Transcribe the records below exactly, leaving out any pictures.

--

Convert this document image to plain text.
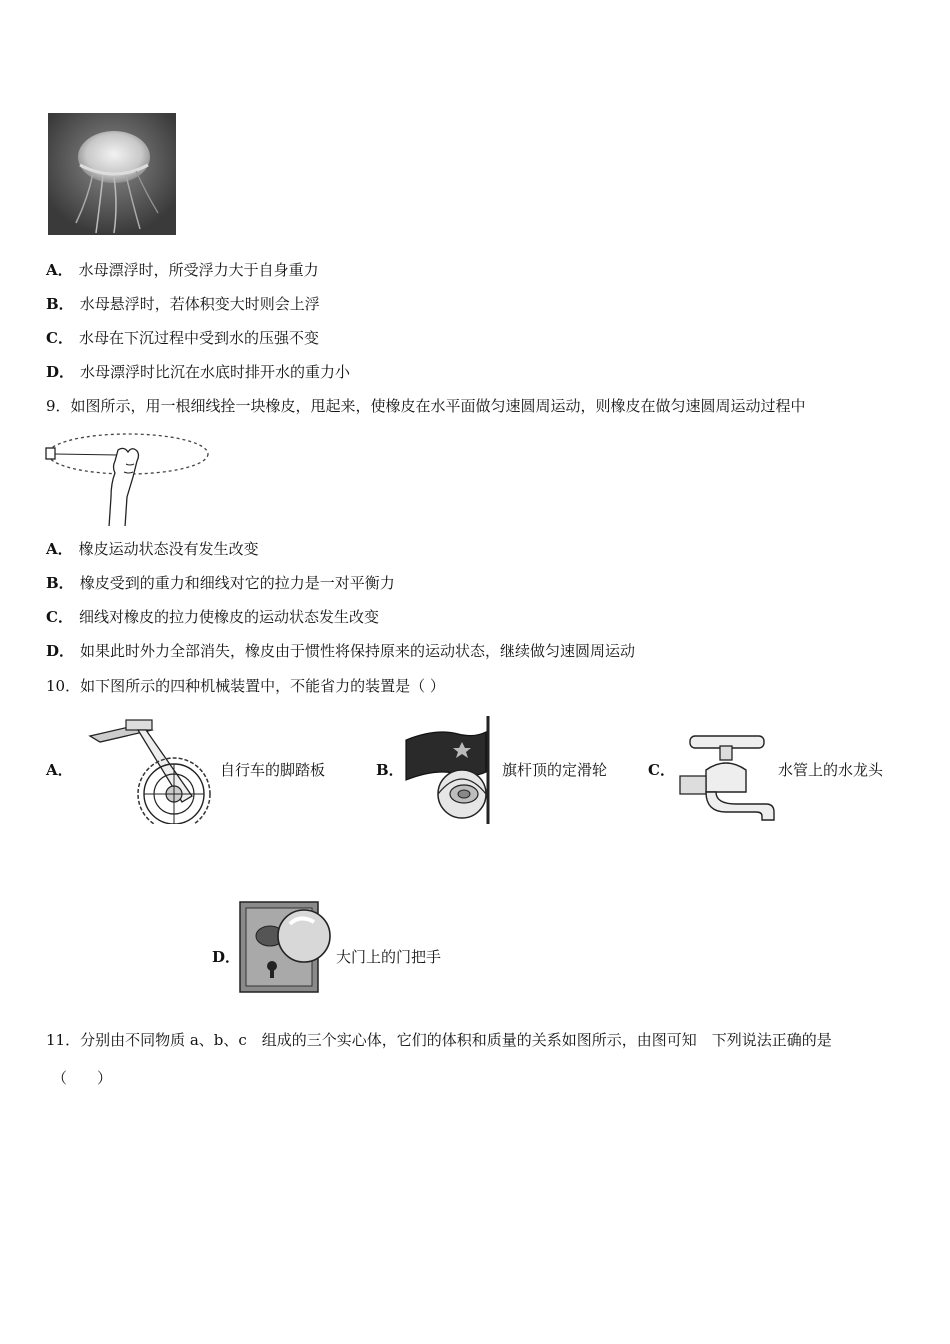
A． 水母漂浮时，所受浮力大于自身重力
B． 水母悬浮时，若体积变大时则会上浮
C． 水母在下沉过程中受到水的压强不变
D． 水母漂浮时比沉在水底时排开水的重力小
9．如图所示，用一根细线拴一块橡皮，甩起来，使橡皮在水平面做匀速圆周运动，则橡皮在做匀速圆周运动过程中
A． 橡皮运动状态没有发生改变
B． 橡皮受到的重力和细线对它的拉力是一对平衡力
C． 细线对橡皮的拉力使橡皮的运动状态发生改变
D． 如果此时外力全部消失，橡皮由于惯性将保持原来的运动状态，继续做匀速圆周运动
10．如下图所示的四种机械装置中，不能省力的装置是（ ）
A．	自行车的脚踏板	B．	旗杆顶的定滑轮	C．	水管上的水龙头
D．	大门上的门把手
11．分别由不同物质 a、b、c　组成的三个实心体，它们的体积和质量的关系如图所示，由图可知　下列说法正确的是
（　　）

--

» TASK ANSWER:
Convert this document image to plain text.
A． 水母漂浮时，所受浮力大于自身重力
B． 水母悬浮时，若体积变大时则会上浮
C． 水母在下沉过程中受到水的压强不变
D． 水母漂浮时比沉在水底时排开水的重力小
9．如图所示，用一根细线拴一块橡皮，甩起来，使橡皮在水平面做匀速圆周运动，则橡皮在做匀速圆周运动过程中
A． 橡皮运动状态没有发生改变
B． 橡皮受到的重力和细线对它的拉力是一对平衡力
C． 细线对橡皮的拉力使橡皮的运动状态发生改变
D． 如果此时外力全部消失，橡皮由于惯性将保持原来的运动状态，继续做匀速圆周运动
10．如下图所示的四种机械装置中，不能省力的装置是（ ）
A．	自行车的脚踏板	B．	旗杆顶的定滑轮	C．	水管上的水龙头
D．	大门上的门把手
11．分别由不同物质 a、b、c　组成的三个实心体，它们的体积和质量的关系如图所示，由图可知　下列说法正确的是
（　　）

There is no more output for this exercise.